§ WHAT IS NEEDED:
Pull every line holding the string "урманы" from the records below.

§ DATA PROVIDED:
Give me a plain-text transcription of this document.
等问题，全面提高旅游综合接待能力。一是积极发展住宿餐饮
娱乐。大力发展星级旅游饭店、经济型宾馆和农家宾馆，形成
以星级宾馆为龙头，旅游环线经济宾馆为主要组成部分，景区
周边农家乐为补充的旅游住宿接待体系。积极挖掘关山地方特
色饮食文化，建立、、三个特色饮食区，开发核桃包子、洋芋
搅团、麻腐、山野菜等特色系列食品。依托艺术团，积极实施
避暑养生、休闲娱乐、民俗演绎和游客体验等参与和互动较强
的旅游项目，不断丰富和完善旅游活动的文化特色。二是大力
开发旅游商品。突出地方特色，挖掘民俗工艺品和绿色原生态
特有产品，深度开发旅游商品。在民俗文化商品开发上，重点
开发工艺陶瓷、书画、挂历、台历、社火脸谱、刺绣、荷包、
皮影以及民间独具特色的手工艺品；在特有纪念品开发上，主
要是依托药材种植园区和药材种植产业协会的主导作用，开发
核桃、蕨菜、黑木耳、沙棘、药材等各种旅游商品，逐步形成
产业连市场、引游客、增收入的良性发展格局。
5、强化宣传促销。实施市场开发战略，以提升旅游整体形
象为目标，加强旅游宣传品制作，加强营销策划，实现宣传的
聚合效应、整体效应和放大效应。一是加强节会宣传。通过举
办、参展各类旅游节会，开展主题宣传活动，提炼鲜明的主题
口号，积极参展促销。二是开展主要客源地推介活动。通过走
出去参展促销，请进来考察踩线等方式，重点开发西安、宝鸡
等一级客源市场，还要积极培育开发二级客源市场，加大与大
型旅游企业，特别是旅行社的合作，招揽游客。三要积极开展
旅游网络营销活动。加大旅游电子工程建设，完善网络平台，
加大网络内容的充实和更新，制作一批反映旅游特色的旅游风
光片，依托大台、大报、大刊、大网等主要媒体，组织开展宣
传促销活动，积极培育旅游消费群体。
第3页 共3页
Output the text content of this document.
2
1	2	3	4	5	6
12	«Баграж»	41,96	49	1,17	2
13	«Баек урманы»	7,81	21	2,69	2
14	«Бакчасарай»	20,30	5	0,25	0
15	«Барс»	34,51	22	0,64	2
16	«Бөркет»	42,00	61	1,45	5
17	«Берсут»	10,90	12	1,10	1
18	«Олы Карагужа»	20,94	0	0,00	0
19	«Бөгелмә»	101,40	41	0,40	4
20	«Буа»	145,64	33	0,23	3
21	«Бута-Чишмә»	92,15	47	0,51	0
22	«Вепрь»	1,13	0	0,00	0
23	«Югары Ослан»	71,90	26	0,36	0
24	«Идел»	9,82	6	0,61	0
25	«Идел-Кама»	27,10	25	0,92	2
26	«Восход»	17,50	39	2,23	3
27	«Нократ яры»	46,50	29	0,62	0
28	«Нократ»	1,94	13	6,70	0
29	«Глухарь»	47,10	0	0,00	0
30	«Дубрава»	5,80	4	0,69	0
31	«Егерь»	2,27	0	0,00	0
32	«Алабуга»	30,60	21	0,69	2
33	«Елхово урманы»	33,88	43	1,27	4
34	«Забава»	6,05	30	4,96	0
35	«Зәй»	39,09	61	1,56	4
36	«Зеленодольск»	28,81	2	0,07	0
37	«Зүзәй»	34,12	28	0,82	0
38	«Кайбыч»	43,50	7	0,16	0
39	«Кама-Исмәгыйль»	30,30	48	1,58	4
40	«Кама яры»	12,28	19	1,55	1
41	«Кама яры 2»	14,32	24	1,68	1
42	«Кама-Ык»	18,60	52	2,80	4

§ OUTPUT OF THE TASK:
13	«Баек урманы»	7,81	21	2,69	2
33	«Елхово урманы»	33,88	43	1,27	4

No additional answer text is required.